*Set problem:* Convert every entry below into a numbered list of its lines, omitting blank lines. Leave the pictures out of your answer.

··· Information given

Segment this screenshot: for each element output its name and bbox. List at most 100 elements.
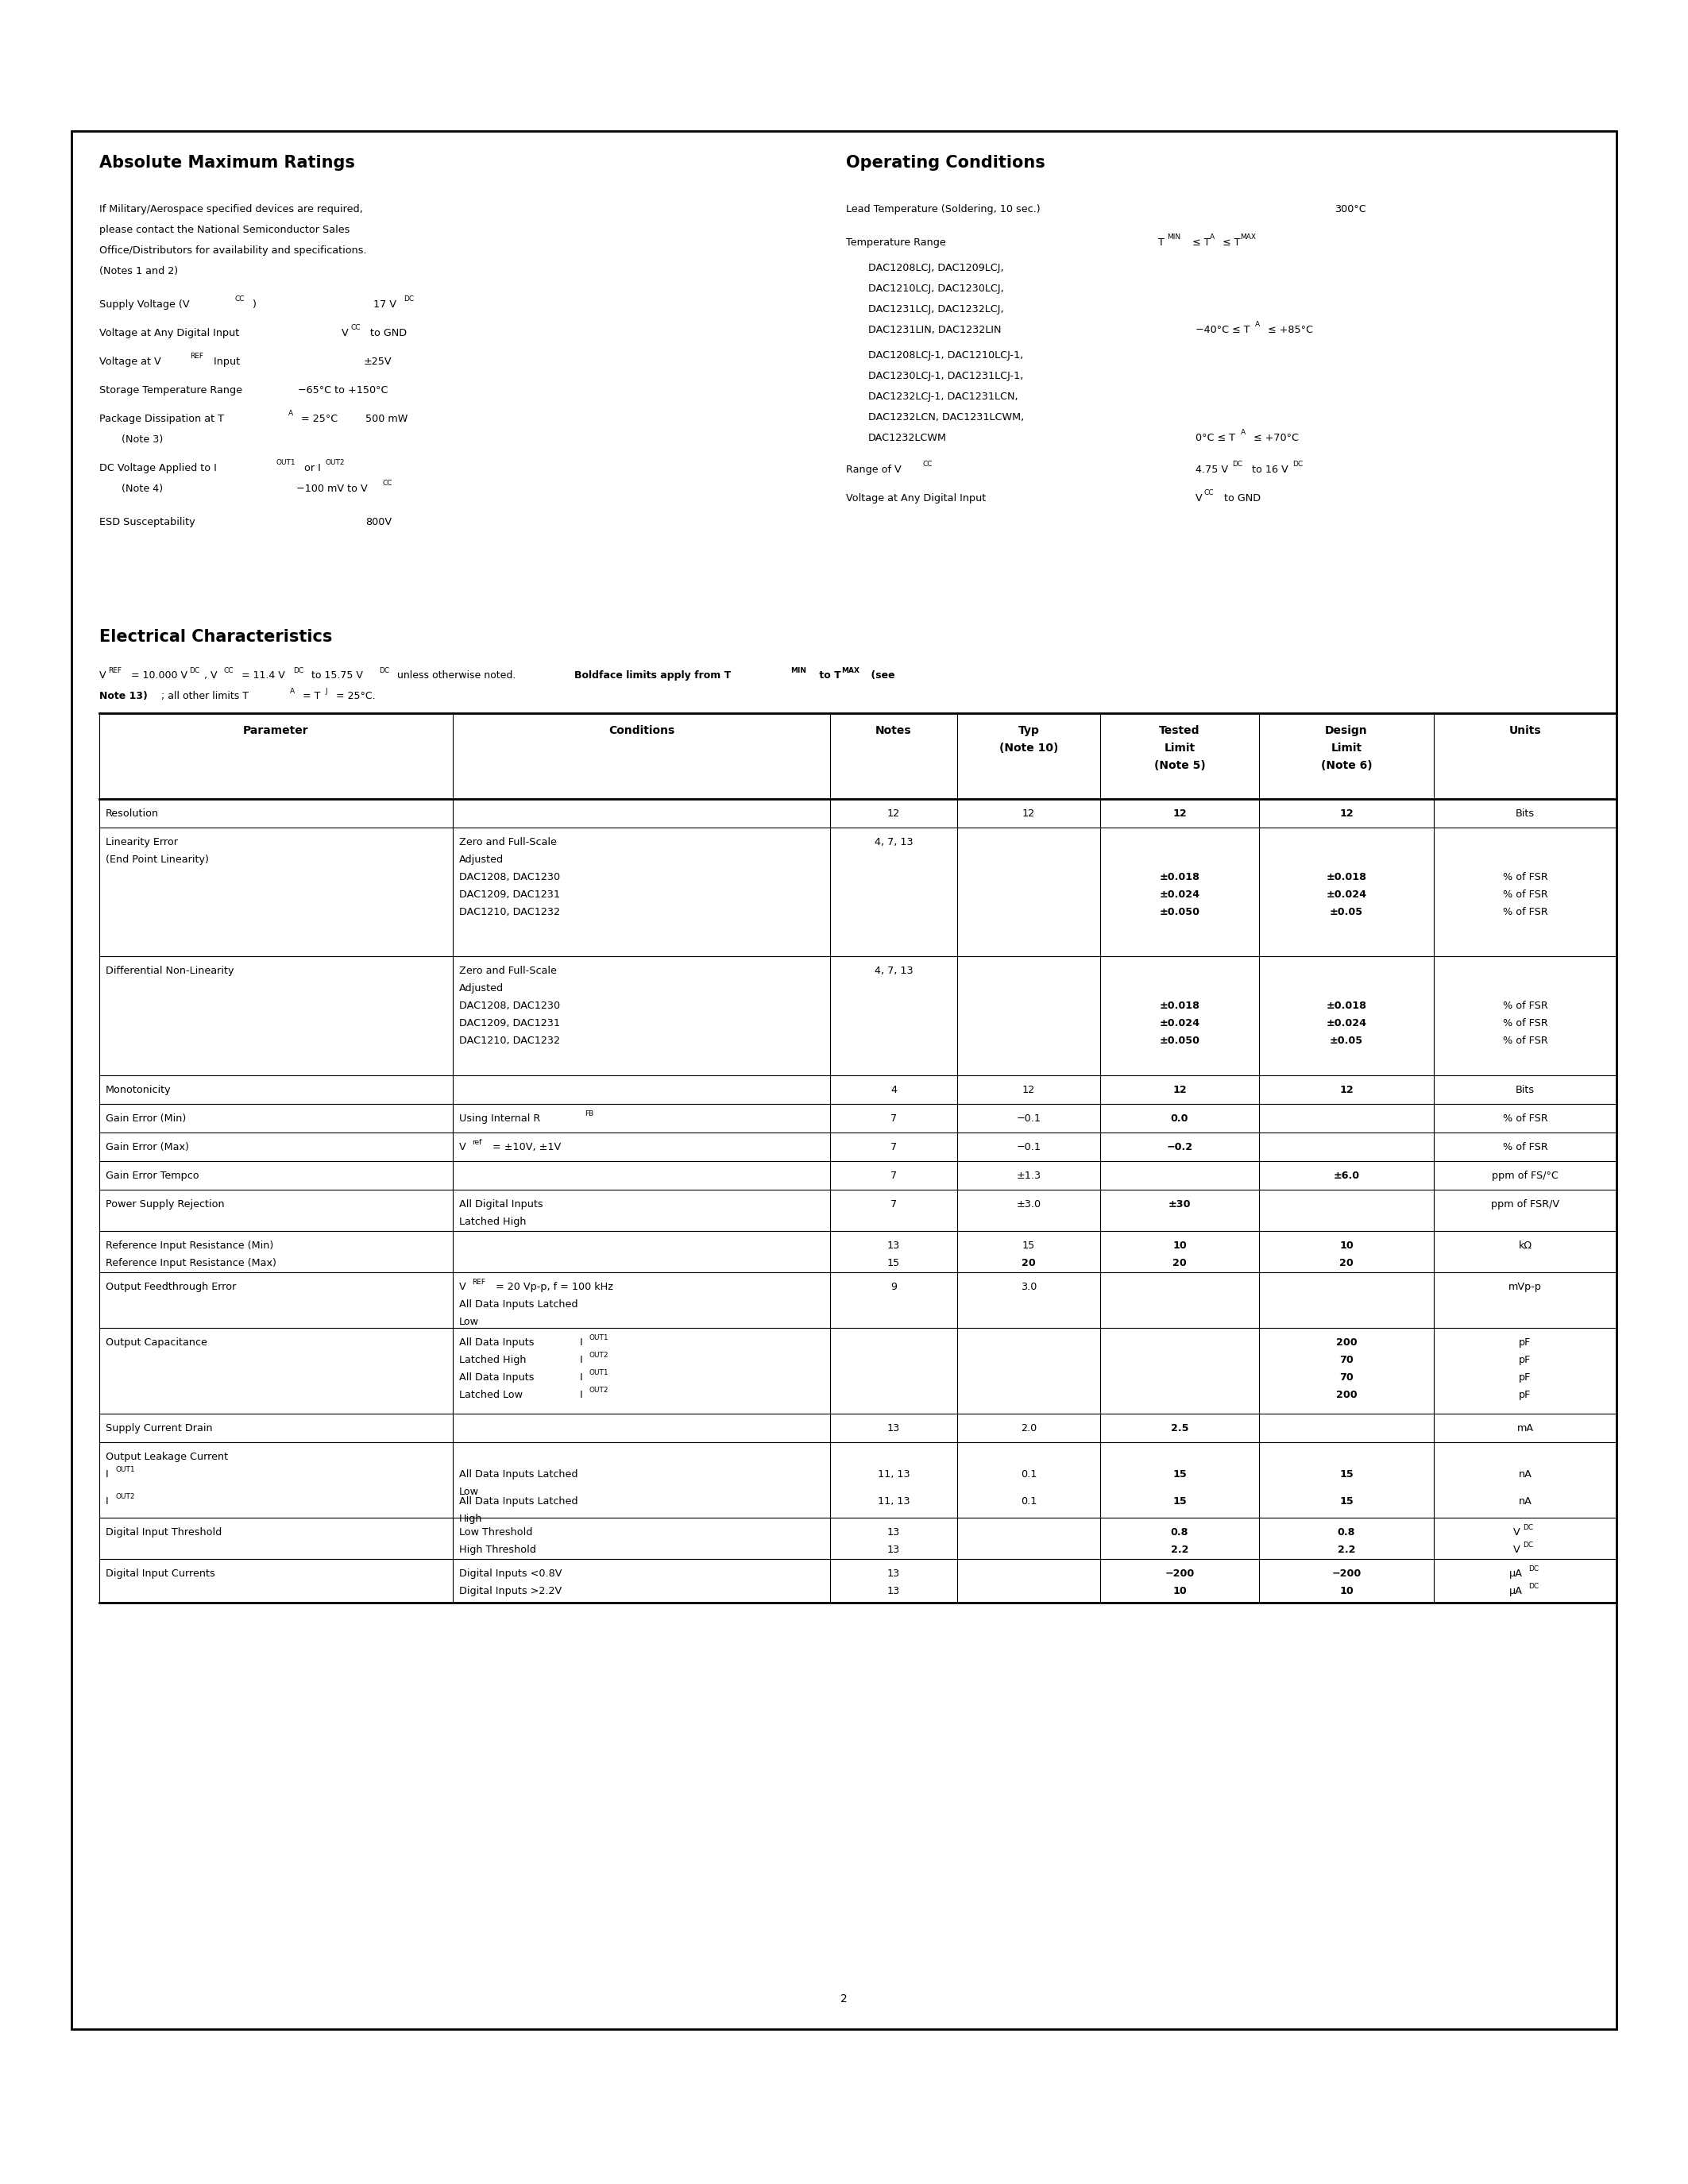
Text: MAX: MAX <box>841 666 859 675</box>
Text: If Military/Aerospace specified devices are required,: If Military/Aerospace specified devices … <box>100 203 363 214</box>
Text: Limit: Limit <box>1165 743 1195 753</box>
Text: 0.0: 0.0 <box>1171 1114 1188 1125</box>
Text: MAX: MAX <box>1241 234 1256 240</box>
Text: ±6.0: ±6.0 <box>1334 1171 1359 1182</box>
Text: Gain Error (Min): Gain Error (Min) <box>106 1114 186 1125</box>
Text: All Data Inputs: All Data Inputs <box>459 1337 533 1348</box>
Text: I: I <box>106 1470 108 1479</box>
Text: 10: 10 <box>1339 1586 1354 1597</box>
Text: CC: CC <box>383 480 393 487</box>
Text: Adjusted: Adjusted <box>459 983 503 994</box>
Text: Low: Low <box>459 1487 479 1496</box>
Text: = T: = T <box>299 690 321 701</box>
Text: kΩ: kΩ <box>1519 1241 1533 1251</box>
Text: 12: 12 <box>1339 1085 1354 1094</box>
Text: REF: REF <box>108 666 122 675</box>
Text: to GND: to GND <box>366 328 407 339</box>
Text: 2.0: 2.0 <box>1021 1424 1036 1433</box>
Text: % of FSR: % of FSR <box>1502 1018 1548 1029</box>
Text: to GND: to GND <box>1220 494 1261 505</box>
Text: Notes: Notes <box>876 725 912 736</box>
Text: DC: DC <box>1232 461 1242 467</box>
Text: Voltage at Any Digital Input: Voltage at Any Digital Input <box>100 328 240 339</box>
Text: All Data Inputs Latched: All Data Inputs Latched <box>459 1496 577 1507</box>
Text: MIN: MIN <box>790 666 807 675</box>
Text: % of FSR: % of FSR <box>1502 871 1548 882</box>
Text: ≤ T: ≤ T <box>1188 238 1210 247</box>
Text: ±0.018: ±0.018 <box>1160 1000 1200 1011</box>
Text: 7: 7 <box>891 1142 896 1153</box>
Text: pF: pF <box>1519 1389 1531 1400</box>
Text: ≤ +85°C: ≤ +85°C <box>1264 325 1313 334</box>
Text: Linearity Error: Linearity Error <box>106 836 177 847</box>
Text: ±0.024: ±0.024 <box>1160 889 1200 900</box>
Text: MIN: MIN <box>1166 234 1180 240</box>
Text: DAC1210LCJ, DAC1230LCJ,: DAC1210LCJ, DAC1230LCJ, <box>868 284 1004 295</box>
Text: 12: 12 <box>1023 1085 1035 1094</box>
Text: DAC1232LCWM: DAC1232LCWM <box>868 432 947 443</box>
Text: I: I <box>581 1337 582 1348</box>
Text: Package Dissipation at T: Package Dissipation at T <box>100 413 225 424</box>
Text: = 25°C: = 25°C <box>297 413 338 424</box>
Text: DC: DC <box>1523 1524 1533 1531</box>
Text: 4, 7, 13: 4, 7, 13 <box>874 965 913 976</box>
Text: V: V <box>341 328 348 339</box>
Text: Power Supply Rejection: Power Supply Rejection <box>106 1199 225 1210</box>
Text: 800V: 800V <box>365 518 392 526</box>
Text: OUT2: OUT2 <box>115 1494 135 1500</box>
Text: Resolution: Resolution <box>106 808 159 819</box>
FancyBboxPatch shape <box>71 131 1617 2029</box>
Text: −200: −200 <box>1332 1568 1361 1579</box>
Text: Supply Voltage (V: Supply Voltage (V <box>100 299 189 310</box>
Text: 300°C: 300°C <box>1335 203 1366 214</box>
Text: Range of V: Range of V <box>846 465 901 474</box>
Text: = 25°C.: = 25°C. <box>333 690 375 701</box>
Text: 13: 13 <box>888 1568 900 1579</box>
Text: μA: μA <box>1509 1586 1523 1597</box>
Text: CC: CC <box>235 295 245 304</box>
Text: 11, 13: 11, 13 <box>878 1496 910 1507</box>
Text: All Data Inputs: All Data Inputs <box>459 1372 533 1382</box>
Text: Digital Inputs >2.2V: Digital Inputs >2.2V <box>459 1586 562 1597</box>
Text: I: I <box>581 1389 582 1400</box>
Text: 15: 15 <box>1339 1496 1354 1507</box>
Text: (End Point Linearity): (End Point Linearity) <box>106 854 209 865</box>
Text: 13: 13 <box>888 1527 900 1538</box>
Text: (Note 5): (Note 5) <box>1155 760 1205 771</box>
Text: ±0.024: ±0.024 <box>1160 1018 1200 1029</box>
Text: OUT1: OUT1 <box>589 1369 608 1376</box>
Text: V: V <box>459 1142 466 1153</box>
Text: A: A <box>1210 234 1215 240</box>
Text: ±0.018: ±0.018 <box>1327 1000 1367 1011</box>
Text: Design: Design <box>1325 725 1367 736</box>
Text: Parameter: Parameter <box>243 725 309 736</box>
Text: A: A <box>290 688 295 695</box>
Text: All Data Inputs Latched: All Data Inputs Latched <box>459 1299 577 1310</box>
Text: Latched High: Latched High <box>459 1216 527 1227</box>
Text: −0.2: −0.2 <box>1166 1142 1193 1153</box>
Text: 0.1: 0.1 <box>1021 1470 1036 1479</box>
Text: A: A <box>1241 428 1246 437</box>
Text: Lead Temperature (Soldering, 10 sec.): Lead Temperature (Soldering, 10 sec.) <box>846 203 1040 214</box>
Text: Typ: Typ <box>1018 725 1040 736</box>
Text: 10: 10 <box>1173 1241 1187 1251</box>
Text: DAC1208, DAC1230: DAC1208, DAC1230 <box>459 1000 560 1011</box>
Text: 4: 4 <box>891 1085 896 1094</box>
Text: OUT2: OUT2 <box>324 459 344 465</box>
Text: 15: 15 <box>1173 1496 1187 1507</box>
Text: 11, 13: 11, 13 <box>878 1470 910 1479</box>
Text: (Note 10): (Note 10) <box>999 743 1058 753</box>
Text: DAC1230LCJ-1, DAC1231LCJ-1,: DAC1230LCJ-1, DAC1231LCJ-1, <box>868 371 1023 382</box>
Text: FB: FB <box>584 1109 594 1118</box>
Text: DAC1231LIN, DAC1232LIN: DAC1231LIN, DAC1232LIN <box>868 325 1001 334</box>
Text: Digital Input Threshold: Digital Input Threshold <box>106 1527 221 1538</box>
Text: Low: Low <box>459 1317 479 1328</box>
Text: V: V <box>1512 1527 1521 1538</box>
Text: mVp-p: mVp-p <box>1509 1282 1541 1293</box>
Text: 0.1: 0.1 <box>1021 1496 1036 1507</box>
Text: Gain Error (Max): Gain Error (Max) <box>106 1142 189 1153</box>
Text: Bits: Bits <box>1516 808 1534 819</box>
Text: Zero and Full-Scale: Zero and Full-Scale <box>459 836 557 847</box>
Text: A: A <box>289 411 294 417</box>
Text: Output Capacitance: Output Capacitance <box>106 1337 208 1348</box>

······

*Reply:*
1. Segment this screenshot: for each element output its name and bbox. List at most 100 elements.
2. Text: MAX: MAX <box>841 666 859 675</box>
3. Text: If Military/Aerospace specified devices are required,: If Military/Aerospace specified devices … <box>100 203 363 214</box>
4. Text: Limit: Limit <box>1165 743 1195 753</box>
5. Text: 0.0: 0.0 <box>1171 1114 1188 1125</box>
6. Text: MAX: MAX <box>1241 234 1256 240</box>
7. Text: ±6.0: ±6.0 <box>1334 1171 1359 1182</box>
8. Text: Gain Error (Min): Gain Error (Min) <box>106 1114 186 1125</box>
9. Text: All Data Inputs: All Data Inputs <box>459 1337 533 1348</box>
10. Text: I: I <box>106 1470 108 1479</box>
11. Text: 10: 10 <box>1339 1586 1354 1597</box>
12. Text: CC: CC <box>383 480 393 487</box>
13. Text: Adjusted: Adjusted <box>459 983 503 994</box>
14. Text: Low: Low <box>459 1487 479 1496</box>
15. Text: = T: = T <box>299 690 321 701</box>
16. Text: kΩ: kΩ <box>1519 1241 1533 1251</box>
17. Text: 12: 12 <box>1339 1085 1354 1094</box>
18. Text: REF: REF <box>108 666 122 675</box>
19. Text: to GND: to GND <box>366 328 407 339</box>
20. Text: 2.0: 2.0 <box>1021 1424 1036 1433</box>
21. Text: % of FSR: % of FSR <box>1502 1018 1548 1029</box>
22. Text: to GND: to GND <box>1220 494 1261 505</box>
23. Text: Notes: Notes <box>876 725 912 736</box>
24. Text: DC: DC <box>1232 461 1242 467</box>
25. Text: Voltage at Any Digital Input: Voltage at Any Digital Input <box>100 328 240 339</box>
26. Text: All Data Inputs Latched: All Data Inputs Latched <box>459 1496 577 1507</box>
27. Text: MIN: MIN <box>790 666 807 675</box>
28. Text: % of FSR: % of FSR <box>1502 871 1548 882</box>
29. Text: ≤ T: ≤ T <box>1188 238 1210 247</box>
30. Text: ±0.018: ±0.018 <box>1160 1000 1200 1011</box>
31. Text: 7: 7 <box>891 1142 896 1153</box>
32. Text: pF: pF <box>1519 1389 1531 1400</box>
33. Text: ≤ +85°C: ≤ +85°C <box>1264 325 1313 334</box>
34. Text: Linearity Error: Linearity Error <box>106 836 177 847</box>
35. Text: ±0.024: ±0.024 <box>1160 889 1200 900</box>
36. Text: MIN: MIN <box>1166 234 1180 240</box>
37. Text: DAC1210LCJ, DAC1230LCJ,: DAC1210LCJ, DAC1230LCJ, <box>868 284 1004 295</box>
38. Text: 12: 12 <box>1023 1085 1035 1094</box>
39. Text: DAC1232LCWM: DAC1232LCWM <box>868 432 947 443</box>
40. Text: I: I <box>581 1337 582 1348</box>
41. Text: Package Dissipation at T: Package Dissipation at T <box>100 413 225 424</box>
42. Text: = 25°C: = 25°C <box>297 413 338 424</box>
43. Text: DC: DC <box>1523 1524 1533 1531</box>
44. Text: 4, 7, 13: 4, 7, 13 <box>874 965 913 976</box>
45. Text: V: V <box>341 328 348 339</box>
46. Text: Power Supply Rejection: Power Supply Rejection <box>106 1199 225 1210</box>
47. Text: 800V: 800V <box>365 518 392 526</box>
48. Text: OUT2: OUT2 <box>115 1494 135 1500</box>
49. Text: Resolution: Resolution <box>106 808 159 819</box>
50. FancyBboxPatch shape <box>71 131 1617 2029</box>
51. Text: −200: −200 <box>1332 1568 1361 1579</box>
52. Text: Supply Voltage (V: Supply Voltage (V <box>100 299 189 310</box>
53. Text: 300°C: 300°C <box>1335 203 1366 214</box>
54. Text: Range of V: Range of V <box>846 465 901 474</box>
55. Text: = 25°C.: = 25°C. <box>333 690 375 701</box>
56. Text: 13: 13 <box>888 1568 900 1579</box>
57. Text: μA: μA <box>1509 1586 1523 1597</box>
58. Text: CC: CC <box>235 295 245 304</box>
59. Text: 11, 13: 11, 13 <box>878 1496 910 1507</box>
60. Text: All Data Inputs: All Data Inputs <box>459 1372 533 1382</box>
61. Text: Digital Inputs >2.2V: Digital Inputs >2.2V <box>459 1586 562 1597</box>
62. Text: I: I <box>581 1389 582 1400</box>
63. Text: 15: 15 <box>1339 1496 1354 1507</box>
64. Text: (End Point Linearity): (End Point Linearity) <box>106 854 209 865</box>
65. Text: 13: 13 <box>888 1527 900 1538</box>
66. Text: (Note 5): (Note 5) <box>1155 760 1205 771</box>
67. Text: ±0.024: ±0.024 <box>1160 1018 1200 1029</box>
68. Text: OUT1: OUT1 <box>589 1369 608 1376</box>
69. Text: V: V <box>459 1142 466 1153</box>
70. Text: A: A <box>1210 234 1215 240</box>
71. Text: ±0.018: ±0.018 <box>1327 1000 1367 1011</box>
72. Text: Design: Design <box>1325 725 1367 736</box>
73. Text: Parameter: Parameter <box>243 725 309 736</box>
74. Text: A: A <box>290 688 295 695</box>
75. Text: All Data Inputs Latched: All Data Inputs Latched <box>459 1299 577 1310</box>
76. Text: Latched High: Latched High <box>459 1216 527 1227</box>
77. Text: −0.2: −0.2 <box>1166 1142 1193 1153</box>
78. Text: 0.1: 0.1 <box>1021 1470 1036 1479</box>
79. Text: A: A <box>1241 428 1246 437</box>
80. Text: Lead Temperature (Soldering, 10 sec.): Lead Temperature (Soldering, 10 sec.) <box>846 203 1040 214</box>
81. Text: Typ: Typ <box>1018 725 1040 736</box>
82. Text: 10: 10 <box>1173 1241 1187 1251</box>
83. Text: DAC1208, DAC1230: DAC1208, DAC1230 <box>459 1000 560 1011</box>
84. Text: 4: 4 <box>891 1085 896 1094</box>
85. Text: OUT2: OUT2 <box>324 459 344 465</box>
86. Text: 15: 15 <box>1173 1496 1187 1507</box>
87. Text: 11, 13: 11, 13 <box>878 1470 910 1479</box>
88. Text: (Note 10): (Note 10) <box>999 743 1058 753</box>
89. Text: DAC1230LCJ-1, DAC1231LCJ-1,: DAC1230LCJ-1, DAC1231LCJ-1, <box>868 371 1023 382</box>
90. Text: FB: FB <box>584 1109 594 1118</box>
91. Text: DAC1231LIN, DAC1232LIN: DAC1231LIN, DAC1232LIN <box>868 325 1001 334</box>
92. Text: Digital Input Threshold: Digital Input Threshold <box>106 1527 221 1538</box>
93. Text: Low: Low <box>459 1317 479 1328</box>
94. Text: V: V <box>1512 1527 1521 1538</box>
95. Text: mVp-p: mVp-p <box>1509 1282 1541 1293</box>
96. Text: 0.1: 0.1 <box>1021 1496 1036 1507</box>
97. Text: Gain Error (Max): Gain Error (Max) <box>106 1142 189 1153</box>
98. Text: Bits: Bits <box>1516 808 1534 819</box>
99. Text: Zero and Full-Scale: Zero and Full-Scale <box>459 836 557 847</box>
100. Text: A: A <box>289 411 294 417</box>
101. Text: Output Capacitance: Output Capacitance <box>106 1337 208 1348</box>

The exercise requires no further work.